Stored data
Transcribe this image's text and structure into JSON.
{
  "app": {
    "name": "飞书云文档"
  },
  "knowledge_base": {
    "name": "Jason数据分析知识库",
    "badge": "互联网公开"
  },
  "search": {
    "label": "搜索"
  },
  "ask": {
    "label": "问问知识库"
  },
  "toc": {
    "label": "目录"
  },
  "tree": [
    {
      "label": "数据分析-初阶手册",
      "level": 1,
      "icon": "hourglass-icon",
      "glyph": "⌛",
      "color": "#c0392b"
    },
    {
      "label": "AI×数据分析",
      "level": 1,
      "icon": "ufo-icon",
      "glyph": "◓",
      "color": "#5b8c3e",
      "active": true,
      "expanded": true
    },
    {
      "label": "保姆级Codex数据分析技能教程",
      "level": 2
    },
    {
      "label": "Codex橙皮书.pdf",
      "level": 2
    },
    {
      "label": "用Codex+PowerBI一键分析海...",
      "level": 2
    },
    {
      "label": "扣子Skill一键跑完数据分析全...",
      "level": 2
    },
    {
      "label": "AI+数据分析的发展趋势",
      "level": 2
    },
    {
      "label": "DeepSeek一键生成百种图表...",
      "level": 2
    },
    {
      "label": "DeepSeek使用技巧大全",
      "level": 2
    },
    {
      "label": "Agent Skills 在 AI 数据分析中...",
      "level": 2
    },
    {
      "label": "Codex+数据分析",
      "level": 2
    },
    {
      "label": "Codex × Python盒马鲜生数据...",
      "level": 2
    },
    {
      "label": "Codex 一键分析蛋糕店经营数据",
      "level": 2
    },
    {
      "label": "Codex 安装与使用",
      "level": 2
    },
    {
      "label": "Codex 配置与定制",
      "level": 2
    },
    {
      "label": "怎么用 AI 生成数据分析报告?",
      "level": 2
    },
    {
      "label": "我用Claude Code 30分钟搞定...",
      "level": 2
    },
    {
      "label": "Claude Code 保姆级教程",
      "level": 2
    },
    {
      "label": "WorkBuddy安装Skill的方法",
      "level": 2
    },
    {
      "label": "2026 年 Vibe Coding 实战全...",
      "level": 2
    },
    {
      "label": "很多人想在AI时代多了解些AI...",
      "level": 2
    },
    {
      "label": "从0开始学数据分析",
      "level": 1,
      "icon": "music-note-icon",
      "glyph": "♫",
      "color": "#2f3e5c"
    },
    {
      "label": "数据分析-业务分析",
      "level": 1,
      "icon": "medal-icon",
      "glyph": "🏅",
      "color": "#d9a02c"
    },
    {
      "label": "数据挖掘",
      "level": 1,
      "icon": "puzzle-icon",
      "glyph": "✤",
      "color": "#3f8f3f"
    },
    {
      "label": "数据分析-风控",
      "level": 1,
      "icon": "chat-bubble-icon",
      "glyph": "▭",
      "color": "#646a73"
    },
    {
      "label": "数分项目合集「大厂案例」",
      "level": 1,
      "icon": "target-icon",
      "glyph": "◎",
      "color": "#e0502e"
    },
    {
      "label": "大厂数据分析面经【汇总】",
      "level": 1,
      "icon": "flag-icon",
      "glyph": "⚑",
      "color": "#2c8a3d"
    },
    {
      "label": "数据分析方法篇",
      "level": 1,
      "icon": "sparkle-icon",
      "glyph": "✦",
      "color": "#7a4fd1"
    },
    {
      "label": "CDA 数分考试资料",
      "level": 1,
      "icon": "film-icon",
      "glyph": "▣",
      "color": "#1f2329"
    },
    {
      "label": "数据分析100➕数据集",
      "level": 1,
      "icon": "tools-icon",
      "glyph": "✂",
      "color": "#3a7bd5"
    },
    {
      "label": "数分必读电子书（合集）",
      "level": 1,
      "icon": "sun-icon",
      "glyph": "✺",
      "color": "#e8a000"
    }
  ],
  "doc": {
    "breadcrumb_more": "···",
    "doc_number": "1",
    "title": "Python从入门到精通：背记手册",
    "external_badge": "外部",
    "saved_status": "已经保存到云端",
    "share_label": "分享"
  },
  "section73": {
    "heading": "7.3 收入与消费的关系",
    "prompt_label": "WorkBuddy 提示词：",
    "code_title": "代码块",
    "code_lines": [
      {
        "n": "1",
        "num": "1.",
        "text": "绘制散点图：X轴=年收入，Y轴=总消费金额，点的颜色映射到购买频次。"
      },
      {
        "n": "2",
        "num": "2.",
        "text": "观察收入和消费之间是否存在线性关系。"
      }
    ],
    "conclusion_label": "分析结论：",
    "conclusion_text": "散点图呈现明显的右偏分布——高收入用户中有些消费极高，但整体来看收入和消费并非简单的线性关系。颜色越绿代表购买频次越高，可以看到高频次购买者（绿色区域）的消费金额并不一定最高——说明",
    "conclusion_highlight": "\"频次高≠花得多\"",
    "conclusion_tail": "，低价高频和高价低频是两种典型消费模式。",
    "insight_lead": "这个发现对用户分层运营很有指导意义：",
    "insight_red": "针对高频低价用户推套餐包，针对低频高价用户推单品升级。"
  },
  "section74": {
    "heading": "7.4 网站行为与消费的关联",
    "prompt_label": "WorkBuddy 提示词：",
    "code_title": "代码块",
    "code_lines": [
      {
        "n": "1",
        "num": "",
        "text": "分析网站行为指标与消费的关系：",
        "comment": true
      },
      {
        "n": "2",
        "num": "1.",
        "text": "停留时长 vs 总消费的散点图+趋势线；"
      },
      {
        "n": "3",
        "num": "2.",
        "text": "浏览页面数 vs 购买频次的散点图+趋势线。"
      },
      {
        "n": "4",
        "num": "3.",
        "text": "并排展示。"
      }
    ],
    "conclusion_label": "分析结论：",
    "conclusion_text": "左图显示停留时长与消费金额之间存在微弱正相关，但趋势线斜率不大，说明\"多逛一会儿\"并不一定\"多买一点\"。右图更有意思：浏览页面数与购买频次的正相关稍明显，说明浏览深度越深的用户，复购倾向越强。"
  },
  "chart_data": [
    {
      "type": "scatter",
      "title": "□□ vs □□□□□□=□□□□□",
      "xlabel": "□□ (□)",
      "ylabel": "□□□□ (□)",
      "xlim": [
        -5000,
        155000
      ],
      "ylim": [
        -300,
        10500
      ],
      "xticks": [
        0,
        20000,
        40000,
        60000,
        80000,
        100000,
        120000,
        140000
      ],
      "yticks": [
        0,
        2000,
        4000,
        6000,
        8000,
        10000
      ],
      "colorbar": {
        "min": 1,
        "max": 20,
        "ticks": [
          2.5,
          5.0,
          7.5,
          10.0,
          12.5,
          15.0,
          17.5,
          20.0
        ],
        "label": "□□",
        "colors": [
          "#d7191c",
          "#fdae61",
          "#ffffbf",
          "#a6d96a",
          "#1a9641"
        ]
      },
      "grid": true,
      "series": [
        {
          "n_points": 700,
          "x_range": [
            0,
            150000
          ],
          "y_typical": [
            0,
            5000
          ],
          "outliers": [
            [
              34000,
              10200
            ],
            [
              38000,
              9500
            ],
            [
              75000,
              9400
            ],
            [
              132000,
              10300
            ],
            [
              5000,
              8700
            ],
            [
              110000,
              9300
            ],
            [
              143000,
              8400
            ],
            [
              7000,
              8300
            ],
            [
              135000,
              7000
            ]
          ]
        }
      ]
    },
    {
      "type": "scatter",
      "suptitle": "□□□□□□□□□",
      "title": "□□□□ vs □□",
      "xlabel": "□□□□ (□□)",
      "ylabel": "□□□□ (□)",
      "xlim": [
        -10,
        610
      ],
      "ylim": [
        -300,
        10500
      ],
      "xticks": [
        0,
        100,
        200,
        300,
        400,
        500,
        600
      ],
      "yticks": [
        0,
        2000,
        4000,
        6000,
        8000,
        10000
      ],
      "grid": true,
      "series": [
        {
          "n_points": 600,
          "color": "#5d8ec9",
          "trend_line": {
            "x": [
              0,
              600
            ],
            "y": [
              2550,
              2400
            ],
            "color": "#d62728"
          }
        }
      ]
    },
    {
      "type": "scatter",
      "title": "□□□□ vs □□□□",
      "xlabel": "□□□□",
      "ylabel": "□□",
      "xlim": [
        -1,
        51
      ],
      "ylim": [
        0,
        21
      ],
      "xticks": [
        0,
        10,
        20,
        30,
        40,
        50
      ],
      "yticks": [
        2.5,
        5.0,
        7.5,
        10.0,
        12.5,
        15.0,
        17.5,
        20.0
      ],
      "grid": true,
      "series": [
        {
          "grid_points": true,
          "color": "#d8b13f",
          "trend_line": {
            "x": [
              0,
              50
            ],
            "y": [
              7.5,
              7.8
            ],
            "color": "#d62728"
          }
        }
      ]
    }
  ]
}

### WORK TO DO
Show every line in the records above that contains the word "true".

### WRITTEN ANSWER
      "active": true,
      "expanded": true
        "comment": true
      "grid": true,
      "grid": true,
      "grid": true,
          "grid_points": true,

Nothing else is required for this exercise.